↓

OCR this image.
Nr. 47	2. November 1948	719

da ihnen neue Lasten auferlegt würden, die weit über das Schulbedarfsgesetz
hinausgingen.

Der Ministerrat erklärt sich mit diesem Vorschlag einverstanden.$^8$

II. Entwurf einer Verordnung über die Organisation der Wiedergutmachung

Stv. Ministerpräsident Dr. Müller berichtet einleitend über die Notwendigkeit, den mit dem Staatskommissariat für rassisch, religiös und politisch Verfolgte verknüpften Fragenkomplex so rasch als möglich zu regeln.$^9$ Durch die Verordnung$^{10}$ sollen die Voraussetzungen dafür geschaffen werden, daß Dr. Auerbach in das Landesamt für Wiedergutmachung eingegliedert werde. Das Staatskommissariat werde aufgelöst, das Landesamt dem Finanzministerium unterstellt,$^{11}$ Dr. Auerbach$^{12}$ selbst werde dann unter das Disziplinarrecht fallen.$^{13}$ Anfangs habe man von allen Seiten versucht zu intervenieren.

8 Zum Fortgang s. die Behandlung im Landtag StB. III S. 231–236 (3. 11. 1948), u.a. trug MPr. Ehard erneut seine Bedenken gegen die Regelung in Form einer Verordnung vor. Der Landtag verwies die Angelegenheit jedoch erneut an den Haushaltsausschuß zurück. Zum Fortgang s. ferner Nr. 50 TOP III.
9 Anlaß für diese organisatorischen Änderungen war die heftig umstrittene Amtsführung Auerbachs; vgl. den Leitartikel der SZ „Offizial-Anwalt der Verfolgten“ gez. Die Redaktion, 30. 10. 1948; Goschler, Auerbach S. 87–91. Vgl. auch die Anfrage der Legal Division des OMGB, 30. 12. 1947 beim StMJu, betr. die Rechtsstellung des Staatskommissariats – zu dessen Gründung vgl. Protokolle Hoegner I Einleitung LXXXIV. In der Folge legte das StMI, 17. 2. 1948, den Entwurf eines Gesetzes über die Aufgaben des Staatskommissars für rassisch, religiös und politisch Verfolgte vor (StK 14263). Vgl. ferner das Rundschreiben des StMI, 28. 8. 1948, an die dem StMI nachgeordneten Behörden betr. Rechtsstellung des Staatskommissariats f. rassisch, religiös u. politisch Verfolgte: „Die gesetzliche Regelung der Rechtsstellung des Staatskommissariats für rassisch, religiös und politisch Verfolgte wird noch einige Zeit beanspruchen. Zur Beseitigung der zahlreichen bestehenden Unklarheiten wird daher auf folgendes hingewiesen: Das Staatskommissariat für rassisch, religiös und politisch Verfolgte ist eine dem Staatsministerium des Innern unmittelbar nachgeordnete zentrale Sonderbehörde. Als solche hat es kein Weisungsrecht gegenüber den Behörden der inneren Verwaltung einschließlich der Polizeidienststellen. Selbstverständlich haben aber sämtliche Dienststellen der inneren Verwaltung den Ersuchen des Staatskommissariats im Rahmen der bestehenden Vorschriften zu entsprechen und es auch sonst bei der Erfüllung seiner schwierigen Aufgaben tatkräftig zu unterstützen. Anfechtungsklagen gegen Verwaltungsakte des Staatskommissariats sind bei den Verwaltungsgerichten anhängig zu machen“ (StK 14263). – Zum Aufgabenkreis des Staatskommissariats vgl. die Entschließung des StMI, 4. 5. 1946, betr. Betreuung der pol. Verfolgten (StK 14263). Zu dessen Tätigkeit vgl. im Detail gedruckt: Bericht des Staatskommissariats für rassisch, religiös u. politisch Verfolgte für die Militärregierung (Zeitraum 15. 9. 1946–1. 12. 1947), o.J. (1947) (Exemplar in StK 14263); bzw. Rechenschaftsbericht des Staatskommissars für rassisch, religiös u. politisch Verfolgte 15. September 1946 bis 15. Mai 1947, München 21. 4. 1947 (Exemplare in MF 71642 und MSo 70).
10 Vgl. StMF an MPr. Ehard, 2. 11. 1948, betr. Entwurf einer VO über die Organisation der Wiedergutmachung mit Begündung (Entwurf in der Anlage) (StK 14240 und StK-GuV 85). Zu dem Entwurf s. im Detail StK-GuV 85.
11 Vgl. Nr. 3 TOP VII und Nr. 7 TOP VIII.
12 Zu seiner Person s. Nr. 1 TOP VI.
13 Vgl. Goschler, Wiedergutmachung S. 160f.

↑

● Job
Return the entries in full, keeping every line exactly as it is.

● Output
OCR this image.
Nr. 47	2. November 1948	719

da ihnen neue Lasten auferlegt würden, die weit über das Schulbedarfsgesetz
hinausgingen.

Der Ministerrat erklärt sich mit diesem Vorschlag einverstanden.$^8$

II. Entwurf einer Verordnung über die Organisation der Wiedergutmachung

Stv. Ministerpräsident Dr. Müller berichtet einleitend über die Notwendigkeit, den mit dem Staatskommissariat für rassisch, religiös und politisch Verfolgte verknüpften Fragenkomplex so rasch als möglich zu regeln.$^9$ Durch die Verordnung$^{10}$ sollen die Voraussetzungen dafür geschaffen werden, daß Dr. Auerbach in das Landesamt für Wiedergutmachung eingegliedert werde. Das Staatskommissariat werde aufgelöst, das Landesamt dem Finanzministerium unterstellt,$^{11}$ Dr. Auerbach$^{12}$ selbst werde dann unter das Disziplinarrecht fallen.$^{13}$ Anfangs habe man von allen Seiten versucht zu intervenieren.

8 Zum Fortgang s. die Behandlung im Landtag StB. III S. 231–236 (3. 11. 1948), u.a. trug MPr. Ehard erneut seine Bedenken gegen die Regelung in Form einer Verordnung vor. Der Landtag verwies die Angelegenheit jedoch erneut an den Haushaltsausschuß zurück. Zum Fortgang s. ferner Nr. 50 TOP III.
9 Anlaß für diese organisatorischen Änderungen war die heftig umstrittene Amtsführung Auerbachs; vgl. den Leitartikel der SZ „Offizial-Anwalt der Verfolgten“ gez. Die Redaktion, 30. 10. 1948; Goschler, Auerbach S. 87–91. Vgl. auch die Anfrage der Legal Division des OMGB, 30. 12. 1947 beim StMJu, betr. die Rechtsstellung des Staatskommissariats – zu dessen Gründung vgl. Protokolle Hoegner I Einleitung LXXXIV. In der Folge legte das StMI, 17. 2. 1948, den Entwurf eines Gesetzes über die Aufgaben des Staatskommissars für rassisch, religiös und politisch Verfolgte vor (StK 14263). Vgl. ferner das Rundschreiben des StMI, 28. 8. 1948, an die dem StMI nachgeordneten Behörden betr. Rechtsstellung des Staatskommissariats f. rassisch, religiös u. politisch Verfolgte: „Die gesetzliche Regelung der Rechtsstellung des Staatskommissariats für rassisch, religiös und politisch Verfolgte wird noch einige Zeit beanspruchen. Zur Beseitigung der zahlreichen bestehenden Unklarheiten wird daher auf folgendes hingewiesen: Das Staatskommissariat für rassisch, religiös und politisch Verfolgte ist eine dem Staatsministerium des Innern unmittelbar nachgeordnete zentrale Sonderbehörde. Als solche hat es kein Weisungsrecht gegenüber den Behörden der inneren Verwaltung einschließlich der Polizeidienststellen. Selbstverständlich haben aber sämtliche Dienststellen der inneren Verwaltung den Ersuchen des Staatskommissariats im Rahmen der bestehenden Vorschriften zu entsprechen und es auch sonst bei der Erfüllung seiner schwierigen Aufgaben tatkräftig zu unterstützen. Anfechtungsklagen gegen Verwaltungsakte des Staatskommissariats sind bei den Verwaltungsgerichten anhängig zu machen“ (StK 14263). – Zum Aufgabenkreis des Staatskommissariats vgl. die Entschließung des StMI, 4. 5. 1946, betr. Betreuung der pol. Verfolgten (StK 14263). Zu dessen Tätigkeit vgl. im Detail gedruckt: Bericht des Staatskommissariats für rassisch, religiös u. politisch Verfolgte für die Militärregierung (Zeitraum 15. 9. 1946–1. 12. 1947), o.J. (1947) (Exemplar in StK 14263); bzw. Rechenschaftsbericht des Staatskommissars für rassisch, religiös u. politisch Verfolgte 15. September 1946 bis 15. Mai 1947, München 21. 4. 1947 (Exemplare in MF 71642 und MSo 70).
10 Vgl. StMF an MPr. Ehard, 2. 11. 1948, betr. Entwurf einer VO über die Organisation der Wiedergutmachung mit Begündung (Entwurf in der Anlage) (StK 14240 und StK-GuV 85). Zu dem Entwurf s. im Detail StK-GuV 85.
11 Vgl. Nr. 3 TOP VII und Nr. 7 TOP VIII.
12 Zu seiner Person s. Nr. 1 TOP VI.
13 Vgl. Goschler, Wiedergutmachung S. 160f.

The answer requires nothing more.